GIVEN EXERCISE -
What lines of the data hold the string "assimilated"? Pull each one out.

## START

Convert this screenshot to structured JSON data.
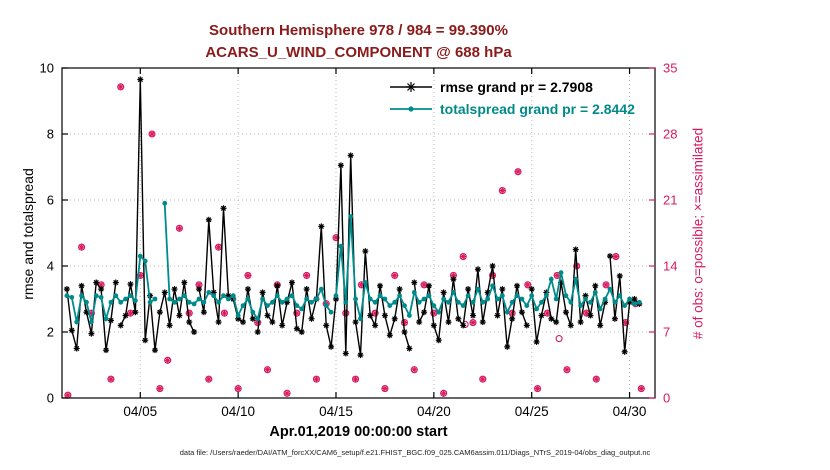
{
  "colors": {
    "title": "#8b1a1a",
    "rmse": "#000000",
    "totalspread": "#008b8b",
    "obs": "#d81b60",
    "grid": "#b8b8b8",
    "axis": "#000000",
    "background": "#ffffff"
  },
  "chart_data": {
    "type": "line",
    "title_line1": "Southern Hemisphere 978 / 984 = 99.390%",
    "title_line2": "ACARS_U_WIND_COMPONENT @ 688 hPa",
    "xlabel": "Apr.01,2019 00:00:00 start",
    "ylabel_left": "rmse and totalspread",
    "ylabel_right": "# of obs: o=possible; ×=assimilated",
    "footer": "data file: /Users/raeder/DAI/ATM_forcXX/CAM6_setup/f.e21.FHIST_BGC.f09_025.CAM6assim.011/Diags_NTrS_2019-04/obs_diag_output.nc",
    "xlim": [
      0,
      30.3
    ],
    "ylim_left": [
      0,
      10
    ],
    "ylim_right": [
      0,
      35
    ],
    "yticks_left": [
      0,
      2,
      4,
      6,
      8,
      10
    ],
    "yticks_right": [
      0,
      7,
      14,
      21,
      28,
      35
    ],
    "xtick_positions": [
      4,
      9,
      14,
      19,
      24,
      29
    ],
    "xtick_labels": [
      "04/05",
      "04/10",
      "04/15",
      "04/20",
      "04/25",
      "04/30"
    ],
    "grid": true,
    "legend_position": "top-right-inside",
    "series": [
      {
        "name": "rmse",
        "legend": "rmse grand pr = 2.7908",
        "grand_value": 2.7908,
        "color": "#000000",
        "marker": "asterisk",
        "axis": "left",
        "points": [
          [
            0.25,
            3.3
          ],
          [
            0.5,
            2.05
          ],
          [
            0.75,
            1.5
          ],
          [
            1.0,
            3.4
          ],
          [
            1.25,
            2.6
          ],
          [
            1.5,
            1.95
          ],
          [
            1.75,
            3.5
          ],
          [
            2.0,
            3.3
          ],
          [
            2.25,
            1.45
          ],
          [
            2.5,
            2.35
          ],
          [
            2.75,
            3.5
          ],
          [
            2.875,
            null
          ],
          [
            3.0,
            2.2
          ],
          [
            3.25,
            2.5
          ],
          [
            3.5,
            3.45
          ],
          [
            3.75,
            2.6
          ],
          [
            4.0,
            9.65
          ],
          [
            4.25,
            1.75
          ],
          [
            4.5,
            3.1
          ],
          [
            4.75,
            1.45
          ],
          [
            5.0,
            2.6
          ],
          [
            5.25,
            3.2
          ],
          [
            5.5,
            2.2
          ],
          [
            5.75,
            3.3
          ],
          [
            6.0,
            2.5
          ],
          [
            6.25,
            3.5
          ],
          [
            6.5,
            2.3
          ],
          [
            6.75,
            2.0
          ],
          [
            6.875,
            null
          ],
          [
            7.0,
            3.3
          ],
          [
            7.25,
            2.6
          ],
          [
            7.5,
            5.4
          ],
          [
            7.75,
            3.2
          ],
          [
            8.0,
            2.3
          ],
          [
            8.25,
            5.75
          ],
          [
            8.5,
            3.1
          ],
          [
            8.75,
            3.0
          ],
          [
            9.0,
            2.4
          ],
          [
            9.25,
            2.3
          ],
          [
            9.5,
            3.3
          ],
          [
            9.75,
            2.4
          ],
          [
            9.875,
            null
          ],
          [
            10.0,
            2.0
          ],
          [
            10.25,
            3.2
          ],
          [
            10.5,
            2.5
          ],
          [
            10.75,
            2.3
          ],
          [
            11.0,
            3.4
          ],
          [
            11.25,
            2.2
          ],
          [
            11.5,
            2.9
          ],
          [
            11.75,
            3.5
          ],
          [
            12.0,
            2.1
          ],
          [
            12.25,
            2.0
          ],
          [
            12.5,
            3.3
          ],
          [
            12.75,
            2.4
          ],
          [
            13.0,
            3.0
          ],
          [
            13.25,
            5.2
          ],
          [
            13.5,
            2.2
          ],
          [
            13.75,
            1.55
          ],
          [
            14.0,
            3.0
          ],
          [
            14.25,
            7.05
          ],
          [
            14.5,
            1.35
          ],
          [
            14.75,
            7.35
          ],
          [
            15.0,
            2.3
          ],
          [
            15.25,
            1.3
          ],
          [
            15.5,
            4.45
          ],
          [
            15.75,
            2.5
          ],
          [
            16.0,
            2.2
          ],
          [
            16.25,
            3.4
          ],
          [
            16.5,
            2.5
          ],
          [
            16.75,
            1.9
          ],
          [
            17.0,
            2.4
          ],
          [
            17.25,
            3.3
          ],
          [
            17.5,
            2.0
          ],
          [
            17.75,
            1.5
          ],
          [
            17.875,
            null
          ],
          [
            18.0,
            3.5
          ],
          [
            18.25,
            2.3
          ],
          [
            18.5,
            2.6
          ],
          [
            18.75,
            3.4
          ],
          [
            19.0,
            2.2
          ],
          [
            19.25,
            1.75
          ],
          [
            19.5,
            3.2
          ],
          [
            19.75,
            2.3
          ],
          [
            20.0,
            3.6
          ],
          [
            20.25,
            2.4
          ],
          [
            20.5,
            2.2
          ],
          [
            20.75,
            3.3
          ],
          [
            21.0,
            2.5
          ],
          [
            21.25,
            3.9
          ],
          [
            21.5,
            2.3
          ],
          [
            21.75,
            3.2
          ],
          [
            22.0,
            4.0
          ],
          [
            22.25,
            2.5
          ],
          [
            22.5,
            3.3
          ],
          [
            22.75,
            1.55
          ],
          [
            23.0,
            2.4
          ],
          [
            23.25,
            3.4
          ],
          [
            23.5,
            2.6
          ],
          [
            23.75,
            2.2
          ],
          [
            23.875,
            null
          ],
          [
            24.0,
            3.3
          ],
          [
            24.25,
            1.7
          ],
          [
            24.5,
            2.5
          ],
          [
            24.75,
            3.2
          ],
          [
            25.0,
            2.4
          ],
          [
            25.25,
            2.3
          ],
          [
            25.5,
            3.5
          ],
          [
            25.75,
            2.6
          ],
          [
            26.0,
            2.2
          ],
          [
            26.25,
            4.5
          ],
          [
            26.5,
            2.3
          ],
          [
            26.75,
            3.1
          ],
          [
            27.0,
            2.5
          ],
          [
            27.25,
            3.4
          ],
          [
            27.5,
            2.2
          ],
          [
            27.75,
            2.9
          ],
          [
            27.875,
            null
          ],
          [
            28.0,
            4.3
          ],
          [
            28.25,
            2.4
          ],
          [
            28.5,
            3.7
          ],
          [
            28.75,
            1.4
          ],
          [
            29.0,
            2.9
          ],
          [
            29.25,
            3.0
          ],
          [
            29.5,
            2.85
          ]
        ]
      },
      {
        "name": "totalspread",
        "legend": "totalspread grand pr = 2.8442",
        "grand_value": 2.8442,
        "color": "#008b8b",
        "marker": "dot",
        "axis": "left",
        "points": [
          [
            0.25,
            3.1
          ],
          [
            0.5,
            3.05
          ],
          [
            0.75,
            2.3
          ],
          [
            1.0,
            3.1
          ],
          [
            1.25,
            2.9
          ],
          [
            1.5,
            2.3
          ],
          [
            1.75,
            3.1
          ],
          [
            2.0,
            3.05
          ],
          [
            2.25,
            2.4
          ],
          [
            2.5,
            2.9
          ],
          [
            2.75,
            3.1
          ],
          [
            3.0,
            2.9
          ],
          [
            3.25,
            3.0
          ],
          [
            3.5,
            3.1
          ],
          [
            3.75,
            2.95
          ],
          [
            4.0,
            4.3
          ],
          [
            4.25,
            4.15
          ],
          [
            4.5,
            2.9
          ],
          [
            4.75,
            3.0
          ],
          [
            5.0,
            null
          ],
          [
            5.25,
            5.9
          ],
          [
            5.5,
            3.0
          ],
          [
            5.75,
            2.9
          ],
          [
            6.0,
            3.0
          ],
          [
            6.25,
            3.1
          ],
          [
            6.5,
            2.9
          ],
          [
            6.75,
            2.85
          ],
          [
            7.0,
            3.0
          ],
          [
            7.25,
            2.9
          ],
          [
            7.5,
            3.2
          ],
          [
            7.75,
            3.1
          ],
          [
            8.0,
            2.9
          ],
          [
            8.25,
            3.1
          ],
          [
            8.5,
            3.0
          ],
          [
            8.75,
            3.1
          ],
          [
            9.0,
            2.5
          ],
          [
            9.25,
            2.8
          ],
          [
            9.5,
            3.0
          ],
          [
            9.75,
            2.6
          ],
          [
            10.0,
            2.4
          ],
          [
            10.25,
            3.0
          ],
          [
            10.5,
            2.8
          ],
          [
            10.75,
            2.9
          ],
          [
            11.0,
            3.1
          ],
          [
            11.25,
            2.9
          ],
          [
            11.5,
            3.0
          ],
          [
            11.75,
            3.1
          ],
          [
            12.0,
            2.8
          ],
          [
            12.25,
            2.7
          ],
          [
            12.5,
            3.0
          ],
          [
            12.75,
            2.9
          ],
          [
            13.0,
            3.0
          ],
          [
            13.25,
            3.3
          ],
          [
            13.5,
            2.8
          ],
          [
            13.75,
            2.6
          ],
          [
            13.875,
            null
          ],
          [
            14.0,
            3.1
          ],
          [
            14.25,
            4.6
          ],
          [
            14.5,
            2.9
          ],
          [
            14.75,
            5.5
          ],
          [
            15.0,
            3.0
          ],
          [
            15.25,
            2.4
          ],
          [
            15.5,
            3.5
          ],
          [
            15.75,
            3.0
          ],
          [
            16.0,
            2.9
          ],
          [
            16.25,
            3.1
          ],
          [
            16.5,
            3.0
          ],
          [
            16.75,
            2.8
          ],
          [
            17.0,
            2.9
          ],
          [
            17.25,
            3.1
          ],
          [
            17.5,
            2.8
          ],
          [
            17.75,
            2.5
          ],
          [
            18.0,
            3.2
          ],
          [
            18.25,
            2.9
          ],
          [
            18.5,
            3.0
          ],
          [
            18.75,
            3.1
          ],
          [
            19.0,
            2.8
          ],
          [
            19.25,
            2.6
          ],
          [
            19.5,
            3.0
          ],
          [
            19.75,
            2.9
          ],
          [
            20.0,
            3.2
          ],
          [
            20.25,
            2.9
          ],
          [
            20.5,
            2.8
          ],
          [
            20.75,
            3.1
          ],
          [
            20.875,
            null
          ],
          [
            21.0,
            2.9
          ],
          [
            21.25,
            3.3
          ],
          [
            21.5,
            2.9
          ],
          [
            21.75,
            3.0
          ],
          [
            22.0,
            3.4
          ],
          [
            22.25,
            3.0
          ],
          [
            22.5,
            3.1
          ],
          [
            22.75,
            2.6
          ],
          [
            23.0,
            2.9
          ],
          [
            23.25,
            3.1
          ],
          [
            23.5,
            3.0
          ],
          [
            23.75,
            2.8
          ],
          [
            24.0,
            3.1
          ],
          [
            24.25,
            2.7
          ],
          [
            24.5,
            2.9
          ],
          [
            24.75,
            3.1
          ],
          [
            25.0,
            3.6
          ],
          [
            25.25,
            3.0
          ],
          [
            25.5,
            3.8
          ],
          [
            25.75,
            3.1
          ],
          [
            26.0,
            2.9
          ],
          [
            26.25,
            3.6
          ],
          [
            26.5,
            2.8
          ],
          [
            26.75,
            3.0
          ],
          [
            26.875,
            null
          ],
          [
            27.0,
            2.9
          ],
          [
            27.25,
            3.2
          ],
          [
            27.5,
            2.7
          ],
          [
            27.75,
            3.0
          ],
          [
            28.0,
            3.3
          ],
          [
            28.25,
            2.9
          ],
          [
            28.5,
            3.1
          ],
          [
            28.75,
            2.8
          ],
          [
            29.0,
            3.0
          ],
          [
            29.25,
            2.85
          ],
          [
            29.5,
            2.9
          ]
        ]
      }
    ],
    "obs_counts": {
      "name": "# of obs (possible and assimilated)",
      "color": "#d81b60",
      "axis": "right",
      "points": [
        [
          0.3,
          0.3
        ],
        [
          1.0,
          16
        ],
        [
          1.5,
          9
        ],
        [
          2.0,
          12
        ],
        [
          2.5,
          2
        ],
        [
          3.0,
          33
        ],
        [
          3.5,
          9
        ],
        [
          4.0,
          13
        ],
        [
          4.6,
          28
        ],
        [
          5.0,
          1
        ],
        [
          5.4,
          4
        ],
        [
          6.0,
          18
        ],
        [
          6.5,
          9
        ],
        [
          7.0,
          12
        ],
        [
          7.5,
          2
        ],
        [
          8.0,
          16
        ],
        [
          8.3,
          9
        ],
        [
          9.0,
          1
        ],
        [
          9.5,
          13
        ],
        [
          10.0,
          8
        ],
        [
          10.5,
          3
        ],
        [
          11.0,
          12
        ],
        [
          11.5,
          0.5
        ],
        [
          12.0,
          9
        ],
        [
          12.5,
          13
        ],
        [
          13.0,
          2
        ],
        [
          13.5,
          10
        ],
        [
          14.0,
          17
        ],
        [
          14.5,
          9
        ],
        [
          15.0,
          2
        ],
        [
          15.3,
          12
        ],
        [
          16.0,
          9
        ],
        [
          16.5,
          1
        ],
        [
          17.0,
          13
        ],
        [
          17.5,
          8
        ],
        [
          18.0,
          3
        ],
        [
          18.5,
          12
        ],
        [
          19.0,
          9
        ],
        [
          19.5,
          0.5
        ],
        [
          20.0,
          13
        ],
        [
          20.5,
          15
        ],
        [
          21.0,
          8
        ],
        [
          21.5,
          2
        ],
        [
          22.0,
          13
        ],
        [
          22.5,
          22
        ],
        [
          23.0,
          9
        ],
        [
          23.3,
          24
        ],
        [
          23.8,
          12
        ],
        [
          24.3,
          1
        ],
        [
          24.8,
          9
        ],
        [
          25.3,
          13
        ],
        [
          25.8,
          3
        ],
        [
          26.3,
          14
        ],
        [
          26.8,
          9
        ],
        [
          27.3,
          2
        ],
        [
          27.8,
          12
        ],
        [
          28.3,
          15
        ],
        [
          28.8,
          8
        ],
        [
          29.3,
          10
        ],
        [
          29.6,
          1
        ]
      ],
      "possible_only_points": [
        [
          20.6,
          7.8
        ],
        [
          25.4,
          6.3
        ]
      ]
    }
  }
}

## END

TASK SOLUTION -
    "ylabel_right": "# of obs: o=possible; ×=assimilated",
      "name": "# of obs (possible and assimilated)",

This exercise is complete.